→ What you will do
Using the listing below, copy every line that mentions "bottom".

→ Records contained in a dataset
+-------+

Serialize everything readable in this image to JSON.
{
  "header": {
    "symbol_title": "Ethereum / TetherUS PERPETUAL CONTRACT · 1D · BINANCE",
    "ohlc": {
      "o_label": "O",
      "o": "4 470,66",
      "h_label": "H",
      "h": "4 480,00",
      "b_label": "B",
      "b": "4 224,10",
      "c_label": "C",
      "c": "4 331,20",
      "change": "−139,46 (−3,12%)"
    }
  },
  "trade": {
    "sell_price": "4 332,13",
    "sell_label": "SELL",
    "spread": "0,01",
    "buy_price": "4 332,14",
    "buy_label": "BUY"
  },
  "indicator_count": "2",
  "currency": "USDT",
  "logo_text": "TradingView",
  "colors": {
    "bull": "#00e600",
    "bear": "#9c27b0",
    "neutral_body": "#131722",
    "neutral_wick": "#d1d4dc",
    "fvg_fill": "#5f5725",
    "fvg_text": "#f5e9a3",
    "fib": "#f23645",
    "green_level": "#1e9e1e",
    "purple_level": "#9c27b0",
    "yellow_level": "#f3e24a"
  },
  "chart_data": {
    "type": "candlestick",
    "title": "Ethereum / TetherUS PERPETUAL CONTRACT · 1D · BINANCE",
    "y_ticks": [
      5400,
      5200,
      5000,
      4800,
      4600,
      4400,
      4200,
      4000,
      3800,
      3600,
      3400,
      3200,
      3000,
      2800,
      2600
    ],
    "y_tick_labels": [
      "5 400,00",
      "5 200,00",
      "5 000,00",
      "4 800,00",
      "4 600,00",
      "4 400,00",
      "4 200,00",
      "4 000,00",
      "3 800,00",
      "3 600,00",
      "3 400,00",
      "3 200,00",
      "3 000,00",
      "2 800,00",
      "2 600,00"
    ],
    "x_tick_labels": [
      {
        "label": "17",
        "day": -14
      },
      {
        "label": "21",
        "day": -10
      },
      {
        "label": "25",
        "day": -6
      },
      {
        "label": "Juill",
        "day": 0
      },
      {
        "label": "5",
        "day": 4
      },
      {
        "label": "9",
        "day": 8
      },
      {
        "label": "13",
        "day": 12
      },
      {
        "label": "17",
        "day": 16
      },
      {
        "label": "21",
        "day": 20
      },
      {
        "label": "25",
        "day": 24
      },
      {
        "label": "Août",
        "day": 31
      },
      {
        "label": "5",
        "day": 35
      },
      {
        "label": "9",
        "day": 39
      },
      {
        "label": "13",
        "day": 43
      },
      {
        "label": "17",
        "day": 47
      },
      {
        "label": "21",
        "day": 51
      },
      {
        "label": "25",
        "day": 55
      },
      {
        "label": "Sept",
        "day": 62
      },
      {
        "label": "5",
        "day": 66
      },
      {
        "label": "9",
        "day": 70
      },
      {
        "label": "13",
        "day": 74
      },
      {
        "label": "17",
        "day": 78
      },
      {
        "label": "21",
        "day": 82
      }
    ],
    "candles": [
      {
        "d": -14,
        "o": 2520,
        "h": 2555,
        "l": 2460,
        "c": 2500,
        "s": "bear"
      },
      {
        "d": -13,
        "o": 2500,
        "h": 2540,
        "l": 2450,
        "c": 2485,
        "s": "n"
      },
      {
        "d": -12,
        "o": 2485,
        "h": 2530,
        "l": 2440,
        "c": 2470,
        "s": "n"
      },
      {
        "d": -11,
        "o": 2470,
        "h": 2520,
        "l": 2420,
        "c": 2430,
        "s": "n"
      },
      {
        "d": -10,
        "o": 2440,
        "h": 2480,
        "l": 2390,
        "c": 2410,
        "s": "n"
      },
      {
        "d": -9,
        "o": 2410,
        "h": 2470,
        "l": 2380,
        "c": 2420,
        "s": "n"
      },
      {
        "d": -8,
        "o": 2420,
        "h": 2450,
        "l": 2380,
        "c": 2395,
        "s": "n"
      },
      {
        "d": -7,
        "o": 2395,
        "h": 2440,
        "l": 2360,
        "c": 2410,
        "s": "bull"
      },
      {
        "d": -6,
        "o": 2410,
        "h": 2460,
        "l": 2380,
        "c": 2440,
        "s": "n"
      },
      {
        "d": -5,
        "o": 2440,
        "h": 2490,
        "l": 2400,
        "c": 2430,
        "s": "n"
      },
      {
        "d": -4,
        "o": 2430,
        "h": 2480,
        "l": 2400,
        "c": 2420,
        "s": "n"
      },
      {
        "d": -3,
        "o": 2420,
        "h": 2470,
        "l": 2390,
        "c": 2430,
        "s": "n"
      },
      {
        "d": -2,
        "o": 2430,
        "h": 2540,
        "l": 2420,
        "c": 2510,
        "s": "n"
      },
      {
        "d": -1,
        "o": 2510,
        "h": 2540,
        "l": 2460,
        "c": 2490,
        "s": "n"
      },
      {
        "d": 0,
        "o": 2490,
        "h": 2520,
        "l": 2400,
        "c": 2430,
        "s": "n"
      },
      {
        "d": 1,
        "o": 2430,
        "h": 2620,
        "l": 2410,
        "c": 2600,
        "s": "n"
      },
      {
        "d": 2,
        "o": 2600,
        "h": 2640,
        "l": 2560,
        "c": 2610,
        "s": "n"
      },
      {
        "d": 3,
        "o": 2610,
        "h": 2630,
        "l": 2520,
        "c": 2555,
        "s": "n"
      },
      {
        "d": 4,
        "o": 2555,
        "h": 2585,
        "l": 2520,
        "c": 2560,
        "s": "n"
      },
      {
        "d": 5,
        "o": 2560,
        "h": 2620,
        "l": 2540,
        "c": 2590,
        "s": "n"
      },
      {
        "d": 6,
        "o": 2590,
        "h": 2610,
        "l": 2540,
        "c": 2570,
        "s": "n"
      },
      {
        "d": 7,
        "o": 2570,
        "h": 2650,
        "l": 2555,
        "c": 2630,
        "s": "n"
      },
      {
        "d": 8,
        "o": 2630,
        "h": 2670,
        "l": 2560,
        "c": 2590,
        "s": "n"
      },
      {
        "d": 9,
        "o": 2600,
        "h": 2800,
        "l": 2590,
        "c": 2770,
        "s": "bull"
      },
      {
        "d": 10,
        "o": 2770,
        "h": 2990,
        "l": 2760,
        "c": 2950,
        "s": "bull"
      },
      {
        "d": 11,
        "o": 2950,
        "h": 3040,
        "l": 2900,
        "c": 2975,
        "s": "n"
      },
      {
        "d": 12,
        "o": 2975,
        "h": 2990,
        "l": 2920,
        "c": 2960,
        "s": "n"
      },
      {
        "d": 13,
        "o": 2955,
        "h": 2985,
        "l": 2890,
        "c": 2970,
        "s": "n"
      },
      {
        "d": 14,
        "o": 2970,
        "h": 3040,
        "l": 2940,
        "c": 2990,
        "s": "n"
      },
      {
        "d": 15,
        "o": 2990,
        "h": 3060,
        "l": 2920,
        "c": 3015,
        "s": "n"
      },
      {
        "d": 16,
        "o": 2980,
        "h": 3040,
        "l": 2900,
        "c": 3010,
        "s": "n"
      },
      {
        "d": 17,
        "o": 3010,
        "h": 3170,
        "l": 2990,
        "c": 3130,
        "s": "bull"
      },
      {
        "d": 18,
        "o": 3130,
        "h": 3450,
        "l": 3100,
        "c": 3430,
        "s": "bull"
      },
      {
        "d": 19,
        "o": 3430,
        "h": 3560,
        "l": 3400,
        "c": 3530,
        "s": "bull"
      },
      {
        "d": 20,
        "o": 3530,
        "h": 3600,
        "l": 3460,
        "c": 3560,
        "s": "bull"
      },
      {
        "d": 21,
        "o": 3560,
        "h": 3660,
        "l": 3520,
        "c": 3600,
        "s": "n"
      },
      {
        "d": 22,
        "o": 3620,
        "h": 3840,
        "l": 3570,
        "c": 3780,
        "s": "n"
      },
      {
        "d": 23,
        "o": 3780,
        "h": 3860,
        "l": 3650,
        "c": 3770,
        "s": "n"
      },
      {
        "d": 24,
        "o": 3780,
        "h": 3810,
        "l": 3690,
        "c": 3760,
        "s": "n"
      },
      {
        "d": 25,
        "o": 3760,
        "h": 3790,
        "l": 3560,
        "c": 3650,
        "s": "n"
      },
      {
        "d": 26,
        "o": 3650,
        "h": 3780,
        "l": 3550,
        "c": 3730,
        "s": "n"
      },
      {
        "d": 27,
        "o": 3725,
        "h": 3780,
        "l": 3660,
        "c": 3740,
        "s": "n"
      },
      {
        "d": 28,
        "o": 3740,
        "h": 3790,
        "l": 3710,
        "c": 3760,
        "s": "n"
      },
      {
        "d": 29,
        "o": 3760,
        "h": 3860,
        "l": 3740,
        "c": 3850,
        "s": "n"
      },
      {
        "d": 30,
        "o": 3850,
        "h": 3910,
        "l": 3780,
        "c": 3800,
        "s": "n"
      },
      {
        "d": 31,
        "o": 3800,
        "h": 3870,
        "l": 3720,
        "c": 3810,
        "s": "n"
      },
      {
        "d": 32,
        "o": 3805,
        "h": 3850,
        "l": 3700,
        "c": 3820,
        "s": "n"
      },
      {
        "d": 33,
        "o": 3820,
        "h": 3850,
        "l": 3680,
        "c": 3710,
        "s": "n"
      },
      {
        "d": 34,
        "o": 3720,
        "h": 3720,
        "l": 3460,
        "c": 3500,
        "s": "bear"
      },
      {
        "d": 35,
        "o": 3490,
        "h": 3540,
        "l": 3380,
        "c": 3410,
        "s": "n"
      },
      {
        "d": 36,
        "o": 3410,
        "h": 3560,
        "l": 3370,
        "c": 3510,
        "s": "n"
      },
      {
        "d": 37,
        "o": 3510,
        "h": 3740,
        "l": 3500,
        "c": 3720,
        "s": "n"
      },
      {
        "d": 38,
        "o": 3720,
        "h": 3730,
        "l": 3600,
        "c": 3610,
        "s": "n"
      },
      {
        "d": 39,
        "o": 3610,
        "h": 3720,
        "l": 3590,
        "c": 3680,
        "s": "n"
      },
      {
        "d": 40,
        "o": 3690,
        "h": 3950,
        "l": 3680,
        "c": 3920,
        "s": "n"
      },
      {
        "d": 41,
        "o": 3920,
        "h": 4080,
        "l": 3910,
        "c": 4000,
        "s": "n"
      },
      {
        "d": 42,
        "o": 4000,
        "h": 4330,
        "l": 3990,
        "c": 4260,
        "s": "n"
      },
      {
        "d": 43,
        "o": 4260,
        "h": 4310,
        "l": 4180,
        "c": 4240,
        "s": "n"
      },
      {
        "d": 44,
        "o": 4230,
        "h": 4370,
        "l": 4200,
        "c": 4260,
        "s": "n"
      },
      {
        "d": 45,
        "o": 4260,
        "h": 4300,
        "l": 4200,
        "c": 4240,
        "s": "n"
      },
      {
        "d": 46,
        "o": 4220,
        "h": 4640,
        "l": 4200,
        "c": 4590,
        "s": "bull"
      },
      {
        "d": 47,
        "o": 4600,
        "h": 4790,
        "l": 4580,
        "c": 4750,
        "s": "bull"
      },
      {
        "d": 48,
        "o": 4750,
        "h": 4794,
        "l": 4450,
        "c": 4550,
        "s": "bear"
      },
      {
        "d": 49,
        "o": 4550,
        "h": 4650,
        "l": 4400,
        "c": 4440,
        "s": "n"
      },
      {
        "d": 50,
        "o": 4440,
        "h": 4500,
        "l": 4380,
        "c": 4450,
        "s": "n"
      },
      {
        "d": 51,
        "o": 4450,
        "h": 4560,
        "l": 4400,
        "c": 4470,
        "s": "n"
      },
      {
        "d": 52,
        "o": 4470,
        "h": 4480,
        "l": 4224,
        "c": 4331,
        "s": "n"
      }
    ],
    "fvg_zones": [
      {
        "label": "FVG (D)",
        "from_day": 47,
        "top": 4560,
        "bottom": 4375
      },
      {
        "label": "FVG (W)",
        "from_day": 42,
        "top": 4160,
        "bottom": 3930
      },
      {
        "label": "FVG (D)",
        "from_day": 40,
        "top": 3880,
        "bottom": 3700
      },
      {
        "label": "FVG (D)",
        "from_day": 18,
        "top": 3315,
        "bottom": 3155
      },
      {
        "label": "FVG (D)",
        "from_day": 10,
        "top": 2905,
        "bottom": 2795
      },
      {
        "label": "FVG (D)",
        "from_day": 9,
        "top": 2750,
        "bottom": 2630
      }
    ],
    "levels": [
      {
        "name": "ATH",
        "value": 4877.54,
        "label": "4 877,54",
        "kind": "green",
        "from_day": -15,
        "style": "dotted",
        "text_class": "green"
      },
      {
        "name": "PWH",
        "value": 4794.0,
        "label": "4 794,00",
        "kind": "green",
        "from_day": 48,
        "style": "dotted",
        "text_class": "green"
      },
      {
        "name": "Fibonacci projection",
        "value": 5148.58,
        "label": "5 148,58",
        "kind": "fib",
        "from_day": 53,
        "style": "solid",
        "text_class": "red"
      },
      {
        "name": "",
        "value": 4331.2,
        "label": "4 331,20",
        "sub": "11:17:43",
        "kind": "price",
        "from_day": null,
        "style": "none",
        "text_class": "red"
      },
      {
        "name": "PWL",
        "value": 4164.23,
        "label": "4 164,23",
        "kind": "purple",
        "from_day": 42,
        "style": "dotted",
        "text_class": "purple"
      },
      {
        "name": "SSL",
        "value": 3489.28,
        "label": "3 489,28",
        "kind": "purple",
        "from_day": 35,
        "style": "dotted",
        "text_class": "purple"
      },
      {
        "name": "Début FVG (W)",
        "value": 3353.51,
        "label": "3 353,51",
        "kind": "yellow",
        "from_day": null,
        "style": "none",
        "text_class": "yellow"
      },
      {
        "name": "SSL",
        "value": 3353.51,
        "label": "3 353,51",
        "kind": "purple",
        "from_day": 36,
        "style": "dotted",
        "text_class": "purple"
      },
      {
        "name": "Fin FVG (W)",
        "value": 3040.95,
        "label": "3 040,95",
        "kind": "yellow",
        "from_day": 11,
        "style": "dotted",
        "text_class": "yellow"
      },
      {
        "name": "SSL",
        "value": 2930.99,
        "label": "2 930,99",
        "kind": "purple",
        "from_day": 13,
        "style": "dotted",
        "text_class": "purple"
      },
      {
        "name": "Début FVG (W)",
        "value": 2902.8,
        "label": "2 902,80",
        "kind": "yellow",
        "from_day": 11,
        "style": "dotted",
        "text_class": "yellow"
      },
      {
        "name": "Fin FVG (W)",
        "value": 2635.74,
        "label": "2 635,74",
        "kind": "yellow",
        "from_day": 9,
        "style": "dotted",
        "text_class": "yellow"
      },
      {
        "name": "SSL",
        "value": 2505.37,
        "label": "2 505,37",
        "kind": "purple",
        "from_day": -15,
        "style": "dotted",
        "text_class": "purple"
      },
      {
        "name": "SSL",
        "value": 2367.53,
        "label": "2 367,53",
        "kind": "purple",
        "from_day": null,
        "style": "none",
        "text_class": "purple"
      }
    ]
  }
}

+-------+

→ Answer to this problem
        "bottom": 4375
        "bottom": 3930
        "bottom": 3700
        "bottom": 3155
        "bottom": 2795
        "bottom": 2630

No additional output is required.